:: WHAT THE TASK REQUIRES ::
Where a line below holds the string "JSON", copy that line.

Figure contents as structured data

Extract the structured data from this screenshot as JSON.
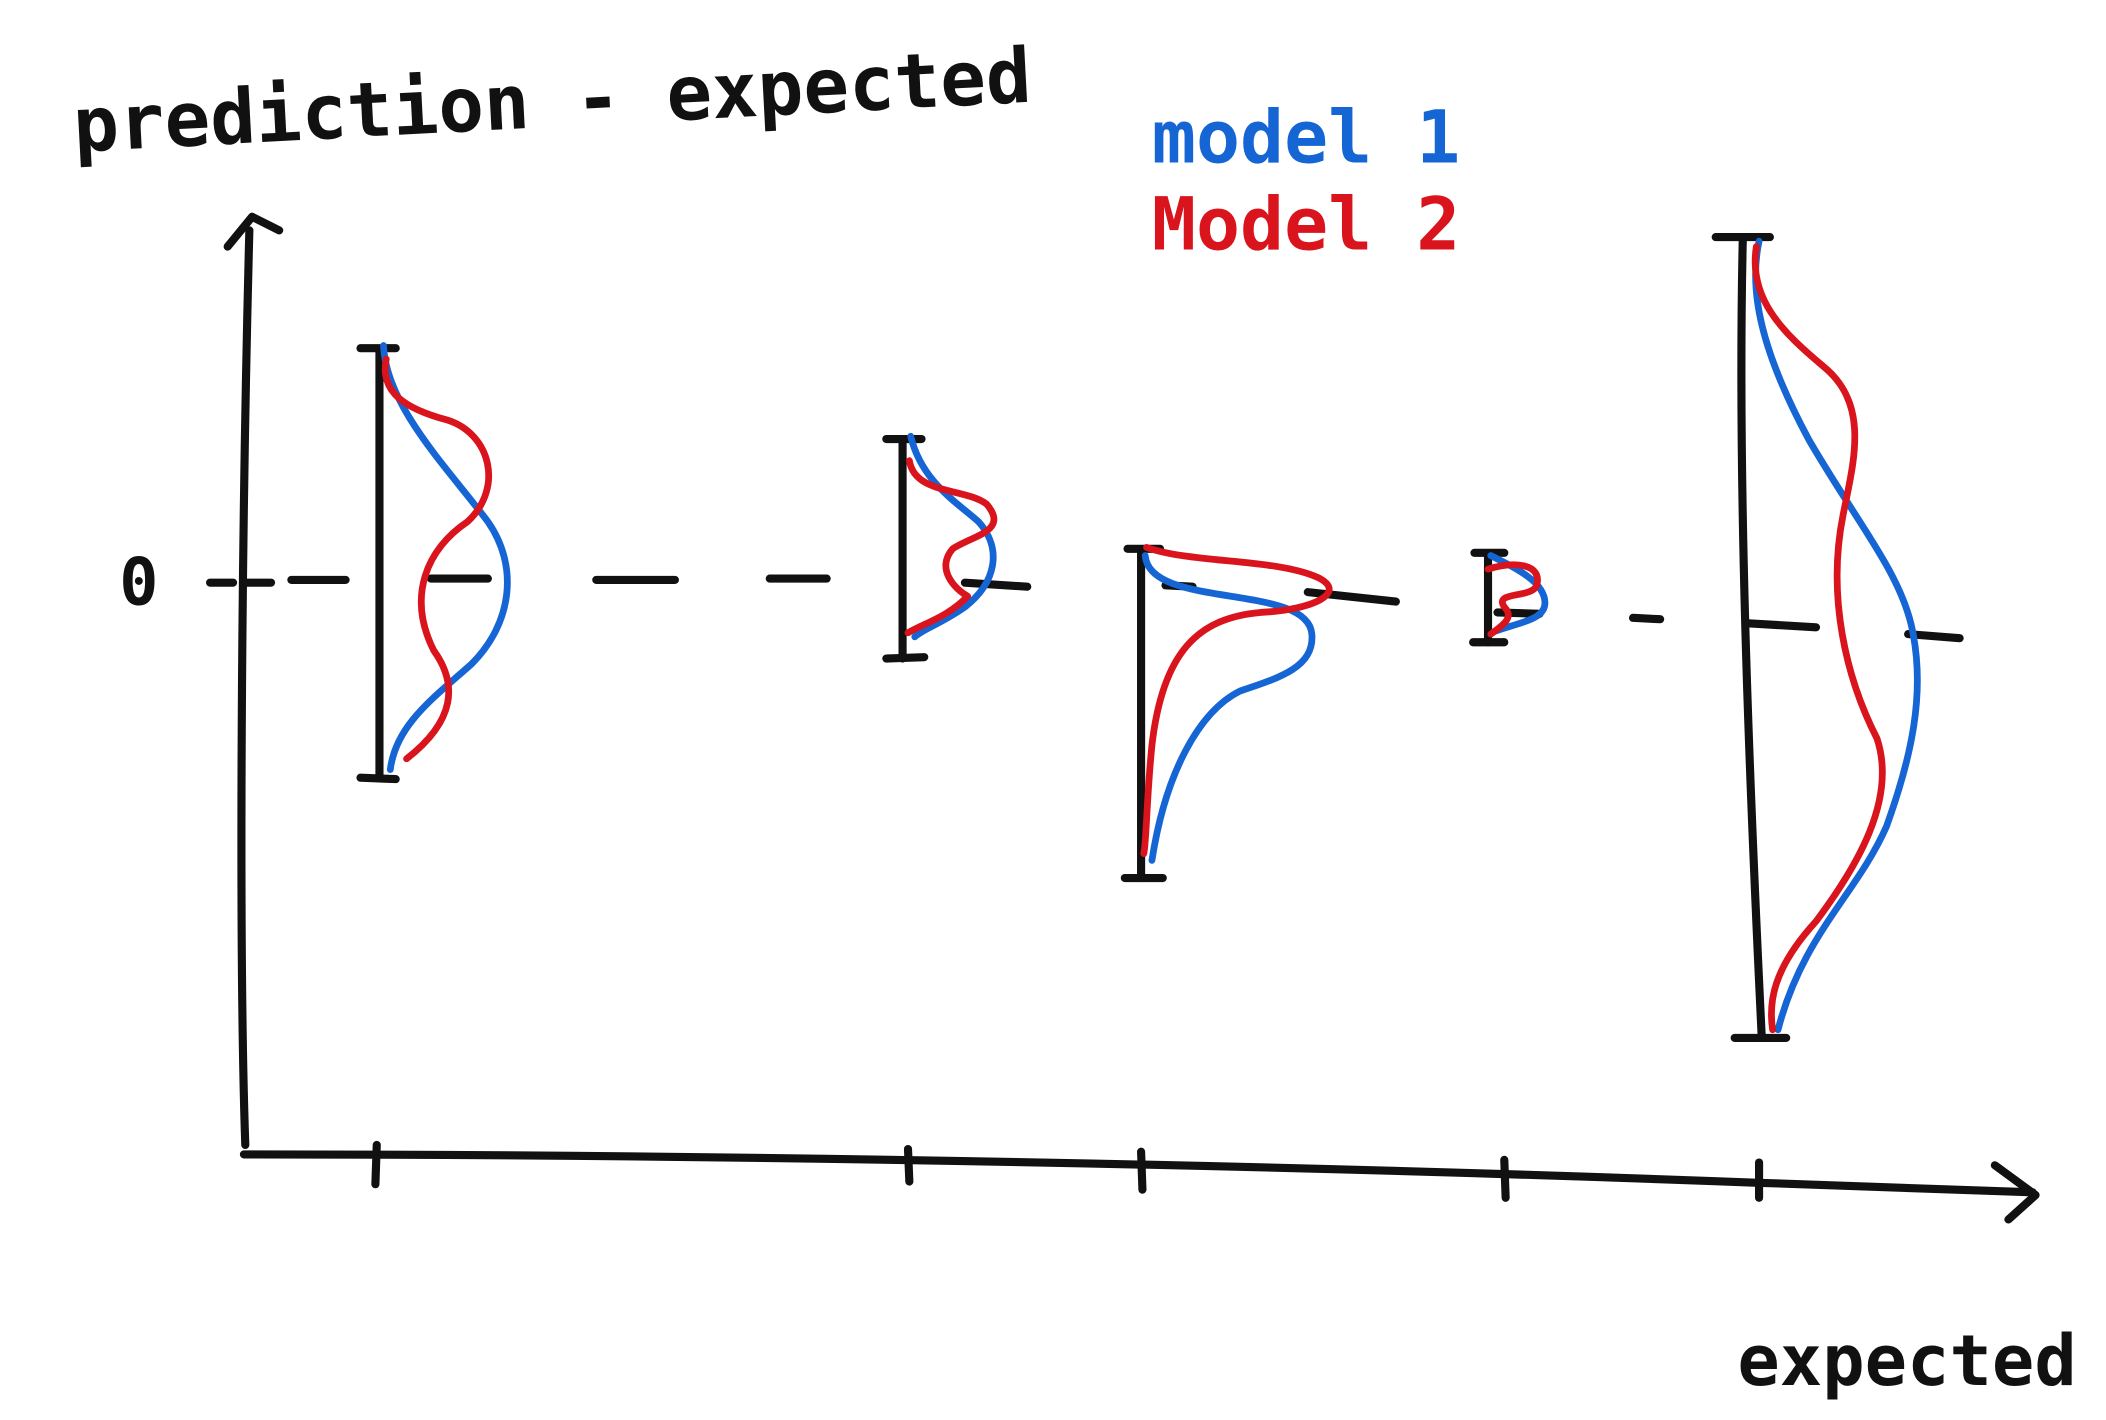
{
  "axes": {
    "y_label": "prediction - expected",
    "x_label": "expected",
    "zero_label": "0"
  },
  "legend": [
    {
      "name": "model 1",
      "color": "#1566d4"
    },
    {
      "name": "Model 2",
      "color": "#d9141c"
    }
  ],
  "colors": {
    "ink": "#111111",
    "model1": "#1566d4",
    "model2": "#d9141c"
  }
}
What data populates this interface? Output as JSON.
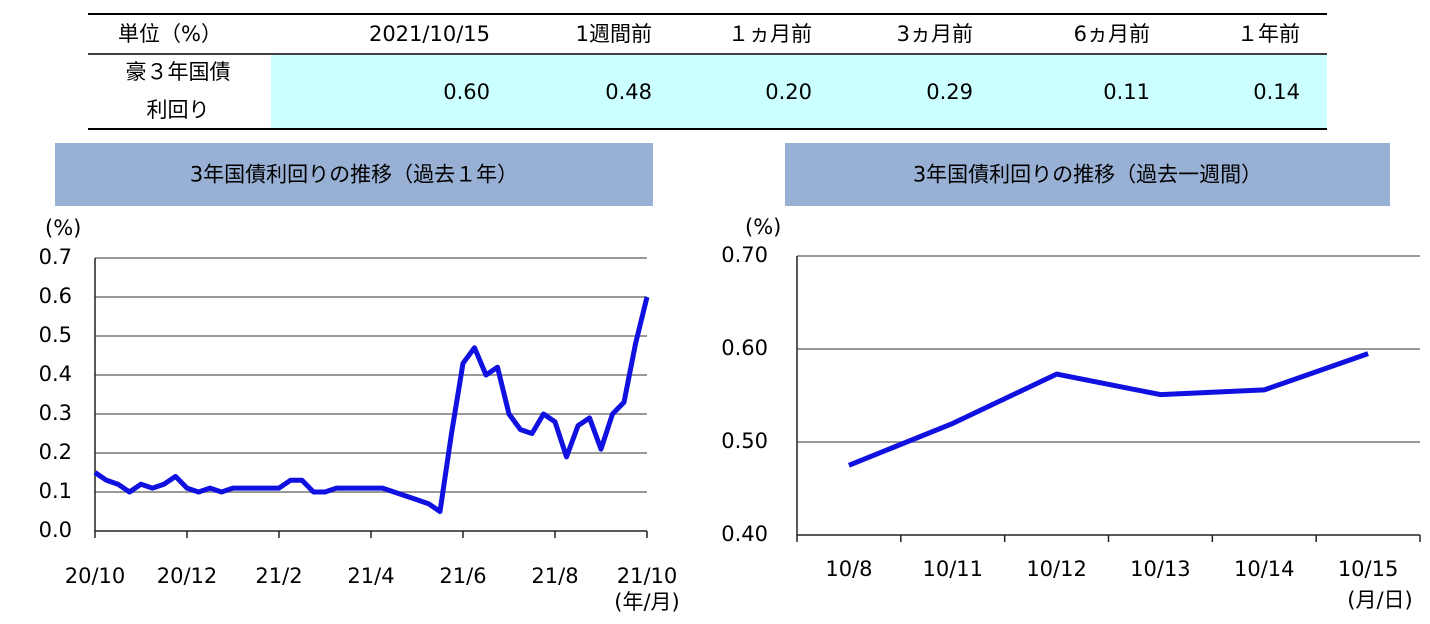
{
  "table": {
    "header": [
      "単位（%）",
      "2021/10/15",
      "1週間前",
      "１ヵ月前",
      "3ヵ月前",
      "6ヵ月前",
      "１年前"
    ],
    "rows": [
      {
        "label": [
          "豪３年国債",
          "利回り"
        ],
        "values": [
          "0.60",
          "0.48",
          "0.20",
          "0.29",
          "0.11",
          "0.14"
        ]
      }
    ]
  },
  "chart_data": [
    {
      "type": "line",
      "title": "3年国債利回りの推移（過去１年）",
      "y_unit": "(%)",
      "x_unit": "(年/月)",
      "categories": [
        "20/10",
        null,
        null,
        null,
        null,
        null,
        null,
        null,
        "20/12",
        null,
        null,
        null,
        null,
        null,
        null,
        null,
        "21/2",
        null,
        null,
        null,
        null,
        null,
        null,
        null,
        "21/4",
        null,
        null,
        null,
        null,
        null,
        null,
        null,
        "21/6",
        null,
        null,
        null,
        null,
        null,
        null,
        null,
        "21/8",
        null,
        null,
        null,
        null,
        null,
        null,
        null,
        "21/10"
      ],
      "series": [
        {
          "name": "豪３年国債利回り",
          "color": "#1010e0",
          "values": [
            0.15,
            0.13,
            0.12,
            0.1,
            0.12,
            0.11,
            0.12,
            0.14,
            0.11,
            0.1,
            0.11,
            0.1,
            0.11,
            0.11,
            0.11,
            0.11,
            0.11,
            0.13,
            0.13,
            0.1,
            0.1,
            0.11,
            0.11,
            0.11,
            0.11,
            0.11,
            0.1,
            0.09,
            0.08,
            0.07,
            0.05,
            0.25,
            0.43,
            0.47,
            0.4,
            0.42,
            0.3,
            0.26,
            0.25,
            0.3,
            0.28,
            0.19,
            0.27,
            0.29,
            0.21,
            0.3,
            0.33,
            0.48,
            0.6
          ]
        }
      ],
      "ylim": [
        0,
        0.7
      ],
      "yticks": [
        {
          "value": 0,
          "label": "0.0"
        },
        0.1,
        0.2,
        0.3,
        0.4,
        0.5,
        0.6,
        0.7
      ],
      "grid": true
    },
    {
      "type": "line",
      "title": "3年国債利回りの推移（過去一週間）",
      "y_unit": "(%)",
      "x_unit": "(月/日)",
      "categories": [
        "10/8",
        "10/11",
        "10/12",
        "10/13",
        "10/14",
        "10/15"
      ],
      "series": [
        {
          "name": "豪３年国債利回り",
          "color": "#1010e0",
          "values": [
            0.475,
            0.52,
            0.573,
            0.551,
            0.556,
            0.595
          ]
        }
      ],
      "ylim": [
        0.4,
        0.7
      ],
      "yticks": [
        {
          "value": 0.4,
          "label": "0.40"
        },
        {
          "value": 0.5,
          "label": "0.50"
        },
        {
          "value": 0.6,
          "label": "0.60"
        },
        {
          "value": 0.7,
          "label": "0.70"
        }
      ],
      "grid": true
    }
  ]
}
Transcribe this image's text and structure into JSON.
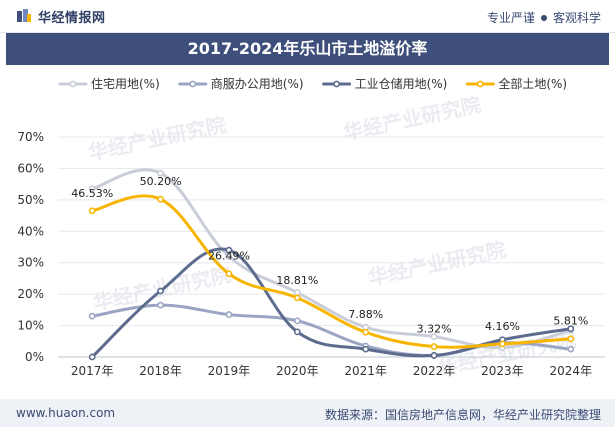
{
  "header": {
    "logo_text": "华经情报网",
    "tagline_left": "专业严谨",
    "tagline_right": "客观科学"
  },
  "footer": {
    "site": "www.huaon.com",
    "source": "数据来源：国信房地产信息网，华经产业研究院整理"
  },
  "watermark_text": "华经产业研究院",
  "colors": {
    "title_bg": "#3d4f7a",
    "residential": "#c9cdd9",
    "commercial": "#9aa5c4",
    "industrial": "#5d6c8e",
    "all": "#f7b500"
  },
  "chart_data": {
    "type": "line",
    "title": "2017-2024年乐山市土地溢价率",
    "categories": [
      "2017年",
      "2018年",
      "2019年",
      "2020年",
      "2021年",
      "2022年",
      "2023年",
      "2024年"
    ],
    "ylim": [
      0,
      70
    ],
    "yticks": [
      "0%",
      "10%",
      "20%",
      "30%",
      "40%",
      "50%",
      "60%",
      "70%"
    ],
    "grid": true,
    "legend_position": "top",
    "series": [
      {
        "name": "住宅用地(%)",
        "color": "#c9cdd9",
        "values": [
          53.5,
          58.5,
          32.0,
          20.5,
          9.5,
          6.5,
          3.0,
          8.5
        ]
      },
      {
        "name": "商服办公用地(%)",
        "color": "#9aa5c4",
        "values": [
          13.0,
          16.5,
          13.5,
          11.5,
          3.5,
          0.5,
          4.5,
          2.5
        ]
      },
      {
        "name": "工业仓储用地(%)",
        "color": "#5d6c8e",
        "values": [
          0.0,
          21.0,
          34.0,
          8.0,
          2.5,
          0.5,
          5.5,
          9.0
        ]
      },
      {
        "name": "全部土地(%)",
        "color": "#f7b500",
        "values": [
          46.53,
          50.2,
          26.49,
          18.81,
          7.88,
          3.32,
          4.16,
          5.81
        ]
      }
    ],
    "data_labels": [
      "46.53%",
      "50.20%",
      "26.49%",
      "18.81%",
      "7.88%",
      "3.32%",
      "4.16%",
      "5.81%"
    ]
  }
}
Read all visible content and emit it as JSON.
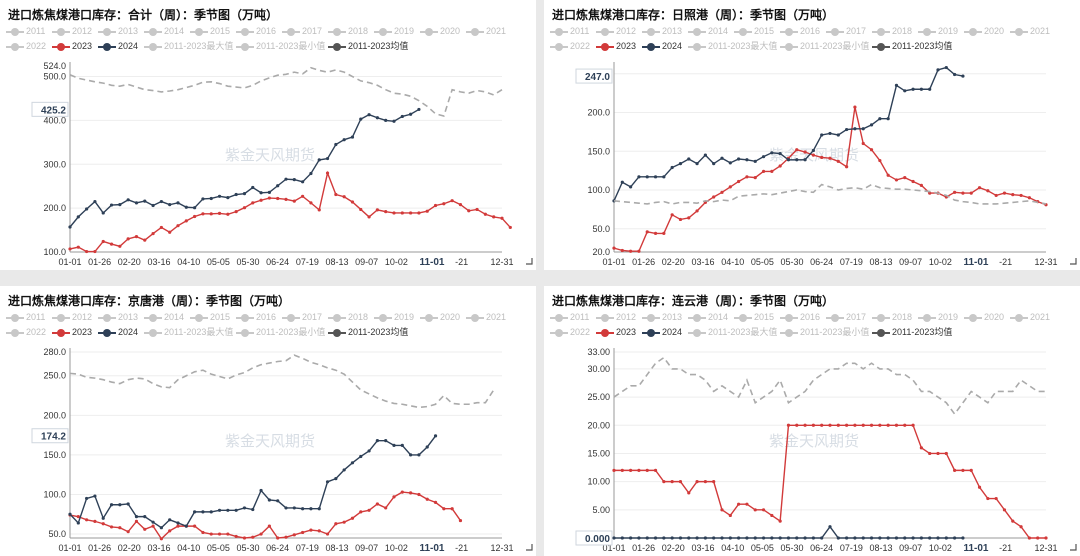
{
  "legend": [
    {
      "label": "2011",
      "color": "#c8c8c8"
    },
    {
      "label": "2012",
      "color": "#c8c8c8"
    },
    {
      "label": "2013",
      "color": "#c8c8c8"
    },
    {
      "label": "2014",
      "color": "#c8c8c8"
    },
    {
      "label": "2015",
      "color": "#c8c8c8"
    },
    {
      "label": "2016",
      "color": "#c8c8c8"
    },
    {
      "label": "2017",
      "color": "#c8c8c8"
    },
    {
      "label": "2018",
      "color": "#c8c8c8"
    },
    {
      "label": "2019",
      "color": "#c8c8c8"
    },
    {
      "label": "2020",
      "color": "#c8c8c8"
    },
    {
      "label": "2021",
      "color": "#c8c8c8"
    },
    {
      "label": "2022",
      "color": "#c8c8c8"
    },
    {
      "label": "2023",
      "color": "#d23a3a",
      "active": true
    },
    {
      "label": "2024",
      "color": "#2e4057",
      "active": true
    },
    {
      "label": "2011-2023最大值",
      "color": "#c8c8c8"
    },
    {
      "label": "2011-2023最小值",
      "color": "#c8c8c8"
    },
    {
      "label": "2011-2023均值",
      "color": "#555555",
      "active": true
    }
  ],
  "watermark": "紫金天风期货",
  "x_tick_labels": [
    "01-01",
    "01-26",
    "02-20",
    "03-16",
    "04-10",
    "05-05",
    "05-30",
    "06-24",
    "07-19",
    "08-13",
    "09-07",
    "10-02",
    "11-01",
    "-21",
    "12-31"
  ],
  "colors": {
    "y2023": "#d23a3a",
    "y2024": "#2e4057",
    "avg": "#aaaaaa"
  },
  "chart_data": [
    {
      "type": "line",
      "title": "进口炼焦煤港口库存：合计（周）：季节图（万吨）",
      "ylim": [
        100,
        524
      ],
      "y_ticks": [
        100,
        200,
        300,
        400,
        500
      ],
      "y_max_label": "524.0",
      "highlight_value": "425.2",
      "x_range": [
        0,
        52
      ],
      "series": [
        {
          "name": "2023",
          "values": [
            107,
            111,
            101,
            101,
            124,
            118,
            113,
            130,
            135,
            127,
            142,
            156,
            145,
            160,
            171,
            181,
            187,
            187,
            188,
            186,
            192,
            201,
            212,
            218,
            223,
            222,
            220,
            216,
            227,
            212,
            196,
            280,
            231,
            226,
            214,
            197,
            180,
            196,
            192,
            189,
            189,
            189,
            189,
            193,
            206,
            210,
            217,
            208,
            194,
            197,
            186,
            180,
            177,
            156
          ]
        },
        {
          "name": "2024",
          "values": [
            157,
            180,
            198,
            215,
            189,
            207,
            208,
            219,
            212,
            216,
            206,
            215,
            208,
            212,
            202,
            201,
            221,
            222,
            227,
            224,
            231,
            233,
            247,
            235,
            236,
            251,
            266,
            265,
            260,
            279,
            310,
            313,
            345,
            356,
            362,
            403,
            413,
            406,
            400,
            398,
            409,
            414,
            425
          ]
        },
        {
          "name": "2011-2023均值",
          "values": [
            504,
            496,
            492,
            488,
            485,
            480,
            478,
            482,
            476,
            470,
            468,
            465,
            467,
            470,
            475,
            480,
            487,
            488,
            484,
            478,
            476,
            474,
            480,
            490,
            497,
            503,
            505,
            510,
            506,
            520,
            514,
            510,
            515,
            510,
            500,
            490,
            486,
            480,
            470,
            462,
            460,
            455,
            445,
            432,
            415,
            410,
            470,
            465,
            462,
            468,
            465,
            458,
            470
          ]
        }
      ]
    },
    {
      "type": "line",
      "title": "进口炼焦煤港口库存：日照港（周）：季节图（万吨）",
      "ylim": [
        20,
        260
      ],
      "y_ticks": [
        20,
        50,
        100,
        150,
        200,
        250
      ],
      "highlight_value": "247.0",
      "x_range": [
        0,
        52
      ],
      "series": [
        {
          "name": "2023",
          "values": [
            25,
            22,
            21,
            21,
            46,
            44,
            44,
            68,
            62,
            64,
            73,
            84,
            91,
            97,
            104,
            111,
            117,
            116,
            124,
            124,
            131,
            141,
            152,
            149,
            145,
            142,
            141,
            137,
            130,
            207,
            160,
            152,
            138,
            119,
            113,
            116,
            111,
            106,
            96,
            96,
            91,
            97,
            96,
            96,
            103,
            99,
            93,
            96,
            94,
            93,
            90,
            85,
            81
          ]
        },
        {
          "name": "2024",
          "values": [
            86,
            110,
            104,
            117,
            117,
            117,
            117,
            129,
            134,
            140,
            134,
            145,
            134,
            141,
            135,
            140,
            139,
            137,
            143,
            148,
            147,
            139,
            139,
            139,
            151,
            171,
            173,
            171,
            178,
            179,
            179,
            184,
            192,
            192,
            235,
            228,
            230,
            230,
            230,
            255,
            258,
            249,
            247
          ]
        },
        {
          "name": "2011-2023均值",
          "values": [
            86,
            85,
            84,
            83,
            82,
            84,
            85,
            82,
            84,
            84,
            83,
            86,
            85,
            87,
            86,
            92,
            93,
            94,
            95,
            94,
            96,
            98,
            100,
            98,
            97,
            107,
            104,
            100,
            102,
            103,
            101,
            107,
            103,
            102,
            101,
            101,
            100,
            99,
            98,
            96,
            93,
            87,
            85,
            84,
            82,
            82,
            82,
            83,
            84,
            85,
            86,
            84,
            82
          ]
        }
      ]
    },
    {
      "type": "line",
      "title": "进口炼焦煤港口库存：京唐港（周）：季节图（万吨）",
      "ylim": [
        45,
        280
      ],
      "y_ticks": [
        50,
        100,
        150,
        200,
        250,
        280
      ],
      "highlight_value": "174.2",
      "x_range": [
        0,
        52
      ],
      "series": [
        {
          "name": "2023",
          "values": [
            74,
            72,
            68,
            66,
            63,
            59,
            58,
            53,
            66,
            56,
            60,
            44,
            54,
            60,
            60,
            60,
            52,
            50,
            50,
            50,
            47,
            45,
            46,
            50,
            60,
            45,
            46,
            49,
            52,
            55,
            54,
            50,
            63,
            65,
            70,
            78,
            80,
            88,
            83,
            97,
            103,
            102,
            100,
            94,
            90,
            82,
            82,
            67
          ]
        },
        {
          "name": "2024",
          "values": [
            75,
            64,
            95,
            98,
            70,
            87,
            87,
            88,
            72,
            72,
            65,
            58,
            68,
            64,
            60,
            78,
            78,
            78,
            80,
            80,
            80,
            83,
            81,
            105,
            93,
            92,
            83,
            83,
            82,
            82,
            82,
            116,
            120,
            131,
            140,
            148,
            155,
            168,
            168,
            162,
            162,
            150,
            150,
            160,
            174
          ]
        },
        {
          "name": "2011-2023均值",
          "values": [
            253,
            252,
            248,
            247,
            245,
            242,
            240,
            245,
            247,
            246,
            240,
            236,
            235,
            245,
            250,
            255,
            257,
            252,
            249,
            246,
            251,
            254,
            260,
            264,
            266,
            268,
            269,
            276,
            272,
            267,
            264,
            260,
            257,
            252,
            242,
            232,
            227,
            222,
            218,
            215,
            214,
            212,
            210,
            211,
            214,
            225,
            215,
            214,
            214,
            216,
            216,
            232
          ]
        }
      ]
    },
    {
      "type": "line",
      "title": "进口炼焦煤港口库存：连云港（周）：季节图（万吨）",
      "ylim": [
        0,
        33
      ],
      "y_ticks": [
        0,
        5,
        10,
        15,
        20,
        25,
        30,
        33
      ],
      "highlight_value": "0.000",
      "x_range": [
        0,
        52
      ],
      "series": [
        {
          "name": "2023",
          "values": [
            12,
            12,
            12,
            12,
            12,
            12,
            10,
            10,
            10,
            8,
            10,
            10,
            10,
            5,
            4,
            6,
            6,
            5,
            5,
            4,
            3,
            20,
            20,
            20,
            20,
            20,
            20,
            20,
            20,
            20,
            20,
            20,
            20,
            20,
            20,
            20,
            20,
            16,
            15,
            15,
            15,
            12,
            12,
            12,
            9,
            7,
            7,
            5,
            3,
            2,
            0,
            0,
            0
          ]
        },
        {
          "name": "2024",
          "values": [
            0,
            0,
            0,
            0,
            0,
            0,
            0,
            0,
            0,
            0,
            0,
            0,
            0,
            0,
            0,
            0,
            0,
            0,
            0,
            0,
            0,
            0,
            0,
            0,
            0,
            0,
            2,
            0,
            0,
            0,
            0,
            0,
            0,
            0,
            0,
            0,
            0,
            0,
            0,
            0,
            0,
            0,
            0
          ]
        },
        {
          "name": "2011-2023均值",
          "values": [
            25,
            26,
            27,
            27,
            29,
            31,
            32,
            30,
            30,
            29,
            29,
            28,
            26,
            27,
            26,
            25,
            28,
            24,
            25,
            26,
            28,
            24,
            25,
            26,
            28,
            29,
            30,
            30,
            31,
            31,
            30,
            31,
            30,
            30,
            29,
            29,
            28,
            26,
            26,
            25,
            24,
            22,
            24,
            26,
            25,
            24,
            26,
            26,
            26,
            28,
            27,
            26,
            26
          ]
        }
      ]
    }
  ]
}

:: EXERCISE RESPONSE ::
Extract the structured data from this screenshot as JSON.
What data populates this interface? Output as JSON.
Transcribe this image's text and structure into JSON.
Read all visible content and emit it as JSON.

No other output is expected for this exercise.